Written task ▸ Give all of the lines again, with nothing added or dropped.
begin
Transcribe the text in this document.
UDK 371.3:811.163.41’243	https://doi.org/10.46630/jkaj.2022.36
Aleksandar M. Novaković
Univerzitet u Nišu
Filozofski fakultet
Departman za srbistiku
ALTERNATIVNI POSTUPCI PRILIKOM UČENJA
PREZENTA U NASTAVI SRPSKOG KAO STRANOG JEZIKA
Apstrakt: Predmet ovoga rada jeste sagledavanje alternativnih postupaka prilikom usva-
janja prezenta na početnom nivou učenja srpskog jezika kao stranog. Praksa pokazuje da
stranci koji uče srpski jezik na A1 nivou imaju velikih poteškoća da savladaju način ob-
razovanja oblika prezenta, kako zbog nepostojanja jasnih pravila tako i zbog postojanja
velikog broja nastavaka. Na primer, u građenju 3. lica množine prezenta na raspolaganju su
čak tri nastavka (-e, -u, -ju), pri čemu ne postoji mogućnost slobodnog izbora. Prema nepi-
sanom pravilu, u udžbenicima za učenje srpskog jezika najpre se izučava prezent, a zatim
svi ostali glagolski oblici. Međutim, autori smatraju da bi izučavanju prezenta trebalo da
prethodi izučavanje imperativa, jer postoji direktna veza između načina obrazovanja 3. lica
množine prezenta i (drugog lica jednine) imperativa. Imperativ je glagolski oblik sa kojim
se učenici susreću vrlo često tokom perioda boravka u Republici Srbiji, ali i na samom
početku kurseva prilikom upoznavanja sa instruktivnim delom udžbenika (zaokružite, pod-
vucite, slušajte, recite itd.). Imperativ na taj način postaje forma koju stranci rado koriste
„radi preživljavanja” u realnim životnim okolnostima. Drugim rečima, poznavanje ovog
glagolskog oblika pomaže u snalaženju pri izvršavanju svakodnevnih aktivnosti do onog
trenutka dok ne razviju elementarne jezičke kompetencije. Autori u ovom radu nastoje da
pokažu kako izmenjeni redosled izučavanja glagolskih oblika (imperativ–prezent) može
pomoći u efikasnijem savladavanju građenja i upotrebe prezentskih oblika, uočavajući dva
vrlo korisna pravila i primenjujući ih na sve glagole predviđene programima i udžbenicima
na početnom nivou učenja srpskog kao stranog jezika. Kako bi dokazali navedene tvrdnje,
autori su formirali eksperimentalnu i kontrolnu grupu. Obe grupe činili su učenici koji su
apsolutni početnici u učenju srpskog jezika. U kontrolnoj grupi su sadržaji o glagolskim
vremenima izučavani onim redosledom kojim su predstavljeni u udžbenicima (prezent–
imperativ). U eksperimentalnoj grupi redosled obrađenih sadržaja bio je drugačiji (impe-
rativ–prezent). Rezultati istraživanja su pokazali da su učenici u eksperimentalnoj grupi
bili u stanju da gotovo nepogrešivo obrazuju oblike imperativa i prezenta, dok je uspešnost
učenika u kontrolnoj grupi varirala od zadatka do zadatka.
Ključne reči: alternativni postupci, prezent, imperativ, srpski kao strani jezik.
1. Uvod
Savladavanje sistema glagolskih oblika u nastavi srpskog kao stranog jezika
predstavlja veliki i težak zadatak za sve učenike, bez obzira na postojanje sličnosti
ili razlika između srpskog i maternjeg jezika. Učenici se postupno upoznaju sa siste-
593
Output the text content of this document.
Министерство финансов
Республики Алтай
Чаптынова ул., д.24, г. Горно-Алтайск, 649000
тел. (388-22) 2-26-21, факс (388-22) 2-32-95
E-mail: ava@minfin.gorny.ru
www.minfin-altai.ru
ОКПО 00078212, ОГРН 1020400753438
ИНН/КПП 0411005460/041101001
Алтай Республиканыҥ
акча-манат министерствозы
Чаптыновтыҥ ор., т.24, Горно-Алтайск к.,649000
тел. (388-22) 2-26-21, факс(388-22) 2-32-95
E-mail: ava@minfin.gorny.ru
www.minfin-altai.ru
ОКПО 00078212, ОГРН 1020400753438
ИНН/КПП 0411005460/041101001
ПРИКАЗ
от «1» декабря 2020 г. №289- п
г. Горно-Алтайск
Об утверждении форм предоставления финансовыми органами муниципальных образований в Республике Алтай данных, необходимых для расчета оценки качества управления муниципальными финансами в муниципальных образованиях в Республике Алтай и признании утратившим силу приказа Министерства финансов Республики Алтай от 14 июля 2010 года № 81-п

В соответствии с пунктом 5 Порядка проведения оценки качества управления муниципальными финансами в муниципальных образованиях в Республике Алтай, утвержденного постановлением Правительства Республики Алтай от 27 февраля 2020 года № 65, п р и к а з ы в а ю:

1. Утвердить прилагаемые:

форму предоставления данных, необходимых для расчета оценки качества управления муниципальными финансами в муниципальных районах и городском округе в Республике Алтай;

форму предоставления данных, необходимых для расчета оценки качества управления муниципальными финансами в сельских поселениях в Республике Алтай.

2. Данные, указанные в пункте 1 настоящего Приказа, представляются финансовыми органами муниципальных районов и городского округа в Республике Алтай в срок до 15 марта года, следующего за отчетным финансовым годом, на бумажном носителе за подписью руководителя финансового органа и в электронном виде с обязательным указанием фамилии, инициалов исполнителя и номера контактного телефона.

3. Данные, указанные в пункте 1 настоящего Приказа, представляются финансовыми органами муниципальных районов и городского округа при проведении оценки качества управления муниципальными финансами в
end
Exercise solution ▸
Transcribe the text in this document.
UDK 371.3:811.163.41’243	https://doi.org/10.46630/jkaj.2022.36
Aleksandar M. Novaković
Univerzitet u Nišu
Filozofski fakultet
Departman za srbistiku
ALTERNATIVNI POSTUPCI PRILIKOM UČENJA
PREZENTA U NASTAVI SRPSKOG KAO STRANOG JEZIKA
Apstrakt: Predmet ovoga rada jeste sagledavanje alternativnih postupaka prilikom usva-
janja prezenta na početnom nivou učenja srpskog jezika kao stranog. Praksa pokazuje da
stranci koji uče srpski jezik na A1 nivou imaju velikih poteškoća da savladaju način ob-
razovanja oblika prezenta, kako zbog nepostojanja jasnih pravila tako i zbog postojanja
velikog broja nastavaka. Na primer, u građenju 3. lica množine prezenta na raspolaganju su
čak tri nastavka (-e, -u, -ju), pri čemu ne postoji mogućnost slobodnog izbora. Prema nepi-
sanom pravilu, u udžbenicima za učenje srpskog jezika najpre se izučava prezent, a zatim
svi ostali glagolski oblici. Međutim, autori smatraju da bi izučavanju prezenta trebalo da
prethodi izučavanje imperativa, jer postoji direktna veza između načina obrazovanja 3. lica
množine prezenta i (drugog lica jednine) imperativa. Imperativ je glagolski oblik sa kojim
se učenici susreću vrlo često tokom perioda boravka u Republici Srbiji, ali i na samom
početku kurseva prilikom upoznavanja sa instruktivnim delom udžbenika (zaokružite, pod-
vucite, slušajte, recite itd.). Imperativ na taj način postaje forma koju stranci rado koriste
„radi preživljavanja” u realnim životnim okolnostima. Drugim rečima, poznavanje ovog
glagolskog oblika pomaže u snalaženju pri izvršavanju svakodnevnih aktivnosti do onog
trenutka dok ne razviju elementarne jezičke kompetencije. Autori u ovom radu nastoje da
pokažu kako izmenjeni redosled izučavanja glagolskih oblika (imperativ–prezent) može
pomoći u efikasnijem savladavanju građenja i upotrebe prezentskih oblika, uočavajući dva
vrlo korisna pravila i primenjujući ih na sve glagole predviđene programima i udžbenicima
na početnom nivou učenja srpskog kao stranog jezika. Kako bi dokazali navedene tvrdnje,
autori su formirali eksperimentalnu i kontrolnu grupu. Obe grupe činili su učenici koji su
apsolutni početnici u učenju srpskog jezika. U kontrolnoj grupi su sadržaji o glagolskim
vremenima izučavani onim redosledom kojim su predstavljeni u udžbenicima (prezent–
imperativ). U eksperimentalnoj grupi redosled obrađenih sadržaja bio je drugačiji (impe-
rativ–prezent). Rezultati istraživanja su pokazali da su učenici u eksperimentalnoj grupi
bili u stanju da gotovo nepogrešivo obrazuju oblike imperativa i prezenta, dok je uspešnost
učenika u kontrolnoj grupi varirala od zadatka do zadatka.
Ključne reči: alternativni postupci, prezent, imperativ, srpski kao strani jezik.
1. Uvod
Savladavanje sistema glagolskih oblika u nastavi srpskog kao stranog jezika
predstavlja veliki i težak zadatak za sve učenike, bez obzira na postojanje sličnosti
ili razlika između srpskog i maternjeg jezika. Učenici se postupno upoznaju sa siste-
593
Output the text content of this document.
Министерство финансов
Республики Алтай
Чаптынова ул., д.24, г. Горно-Алтайск, 649000
тел. (388-22) 2-26-21, факс (388-22) 2-32-95
E-mail: ava@minfin.gorny.ru
www.minfin-altai.ru
ОКПО 00078212, ОГРН 1020400753438
ИНН/КПП 0411005460/041101001
Алтай Республиканыҥ
акча-манат министерствозы
Чаптыновтыҥ ор., т.24, Горно-Алтайск к.,649000
тел. (388-22) 2-26-21, факс(388-22) 2-32-95
E-mail: ava@minfin.gorny.ru
www.minfin-altai.ru
ОКПО 00078212, ОГРН 1020400753438
ИНН/КПП 0411005460/041101001
ПРИКАЗ
от «1» декабря 2020 г. №289- п
г. Горно-Алтайск
Об утверждении форм предоставления финансовыми органами муниципальных образований в Республике Алтай данных, необходимых для расчета оценки качества управления муниципальными финансами в муниципальных образованиях в Республике Алтай и признании утратившим силу приказа Министерства финансов Республики Алтай от 14 июля 2010 года № 81-п

В соответствии с пунктом 5 Порядка проведения оценки качества управления муниципальными финансами в муниципальных образованиях в Республике Алтай, утвержденного постановлением Правительства Республики Алтай от 27 февраля 2020 года № 65, п р и к а з ы в а ю:

1. Утвердить прилагаемые:

форму предоставления данных, необходимых для расчета оценки качества управления муниципальными финансами в муниципальных районах и городском округе в Республике Алтай;

форму предоставления данных, необходимых для расчета оценки качества управления муниципальными финансами в сельских поселениях в Республике Алтай.

2. Данные, указанные в пункте 1 настоящего Приказа, представляются финансовыми органами муниципальных районов и городского округа в Республике Алтай в срок до 15 марта года, следующего за отчетным финансовым годом, на бумажном носителе за подписью руководителя финансового органа и в электронном виде с обязательным указанием фамилии, инициалов исполнителя и номера контактного телефона.

3. Данные, указанные в пункте 1 настоящего Приказа, представляются финансовыми органами муниципальных районов и городского округа при проведении оценки качества управления муниципальными финансами в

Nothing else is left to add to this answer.